Write out each line in which the string "JSON" is present.

======

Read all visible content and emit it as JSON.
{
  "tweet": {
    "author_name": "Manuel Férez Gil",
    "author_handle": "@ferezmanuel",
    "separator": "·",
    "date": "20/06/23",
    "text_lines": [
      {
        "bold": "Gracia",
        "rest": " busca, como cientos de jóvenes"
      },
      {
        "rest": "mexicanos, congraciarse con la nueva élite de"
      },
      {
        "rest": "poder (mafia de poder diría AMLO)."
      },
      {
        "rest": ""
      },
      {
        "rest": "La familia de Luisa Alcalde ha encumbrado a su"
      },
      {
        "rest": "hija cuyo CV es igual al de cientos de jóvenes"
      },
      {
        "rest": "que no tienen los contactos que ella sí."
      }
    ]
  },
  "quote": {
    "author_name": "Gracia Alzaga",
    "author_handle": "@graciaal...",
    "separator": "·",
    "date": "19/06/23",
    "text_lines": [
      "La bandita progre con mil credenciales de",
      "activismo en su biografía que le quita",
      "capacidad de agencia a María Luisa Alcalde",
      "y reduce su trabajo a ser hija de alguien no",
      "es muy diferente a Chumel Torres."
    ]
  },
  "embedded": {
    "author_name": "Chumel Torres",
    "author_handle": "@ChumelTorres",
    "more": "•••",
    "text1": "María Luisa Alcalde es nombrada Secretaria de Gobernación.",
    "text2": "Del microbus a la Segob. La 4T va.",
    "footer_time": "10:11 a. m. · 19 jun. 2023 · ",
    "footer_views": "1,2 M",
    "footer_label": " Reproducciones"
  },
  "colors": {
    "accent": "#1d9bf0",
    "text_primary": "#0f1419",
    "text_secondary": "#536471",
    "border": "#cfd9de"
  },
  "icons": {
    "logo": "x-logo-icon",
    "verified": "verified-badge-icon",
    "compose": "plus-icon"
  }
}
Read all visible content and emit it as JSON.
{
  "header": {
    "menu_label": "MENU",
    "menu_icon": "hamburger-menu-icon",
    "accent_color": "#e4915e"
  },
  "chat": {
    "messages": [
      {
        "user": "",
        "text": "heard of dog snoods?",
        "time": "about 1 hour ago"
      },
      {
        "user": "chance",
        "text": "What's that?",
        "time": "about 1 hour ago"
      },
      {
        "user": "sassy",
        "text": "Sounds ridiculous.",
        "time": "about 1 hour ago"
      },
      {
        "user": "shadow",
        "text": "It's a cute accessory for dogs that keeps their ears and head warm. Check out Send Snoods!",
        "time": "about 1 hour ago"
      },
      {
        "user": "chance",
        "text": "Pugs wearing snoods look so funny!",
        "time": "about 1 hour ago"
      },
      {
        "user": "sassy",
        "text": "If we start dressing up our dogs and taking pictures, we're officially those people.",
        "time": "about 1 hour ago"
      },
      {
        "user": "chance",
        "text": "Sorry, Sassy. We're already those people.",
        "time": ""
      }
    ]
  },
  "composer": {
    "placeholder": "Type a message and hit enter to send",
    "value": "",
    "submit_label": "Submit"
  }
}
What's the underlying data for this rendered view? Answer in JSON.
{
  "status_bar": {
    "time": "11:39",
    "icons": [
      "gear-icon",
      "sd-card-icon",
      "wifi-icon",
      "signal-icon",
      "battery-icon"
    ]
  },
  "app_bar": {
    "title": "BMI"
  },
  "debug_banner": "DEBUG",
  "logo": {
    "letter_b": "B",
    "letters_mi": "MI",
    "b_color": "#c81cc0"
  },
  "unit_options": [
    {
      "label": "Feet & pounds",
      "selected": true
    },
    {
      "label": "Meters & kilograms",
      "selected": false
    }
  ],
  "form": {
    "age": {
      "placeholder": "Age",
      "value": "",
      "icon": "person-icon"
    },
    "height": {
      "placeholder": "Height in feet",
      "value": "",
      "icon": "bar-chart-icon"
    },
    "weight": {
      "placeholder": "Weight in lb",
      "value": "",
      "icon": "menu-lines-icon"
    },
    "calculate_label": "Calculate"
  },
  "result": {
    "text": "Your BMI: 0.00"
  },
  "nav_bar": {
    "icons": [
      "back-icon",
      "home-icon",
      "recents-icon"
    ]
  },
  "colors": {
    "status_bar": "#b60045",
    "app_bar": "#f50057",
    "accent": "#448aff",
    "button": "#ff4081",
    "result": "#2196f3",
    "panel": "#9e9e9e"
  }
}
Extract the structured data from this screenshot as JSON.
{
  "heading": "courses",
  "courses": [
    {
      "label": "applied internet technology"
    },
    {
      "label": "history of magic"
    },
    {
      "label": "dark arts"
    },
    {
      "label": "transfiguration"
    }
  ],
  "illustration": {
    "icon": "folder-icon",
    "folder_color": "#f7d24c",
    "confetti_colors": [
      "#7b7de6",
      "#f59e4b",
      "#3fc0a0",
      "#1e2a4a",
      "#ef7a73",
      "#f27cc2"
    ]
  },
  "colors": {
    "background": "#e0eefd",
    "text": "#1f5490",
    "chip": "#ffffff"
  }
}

======

COMPLETED EXERCISE »
Read all visible content and emit it as JSON.
Read all visible content and emit it as JSON.
What's the underlying data for this rendered view? Answer in JSON.
Extract the structured data from this screenshot as JSON.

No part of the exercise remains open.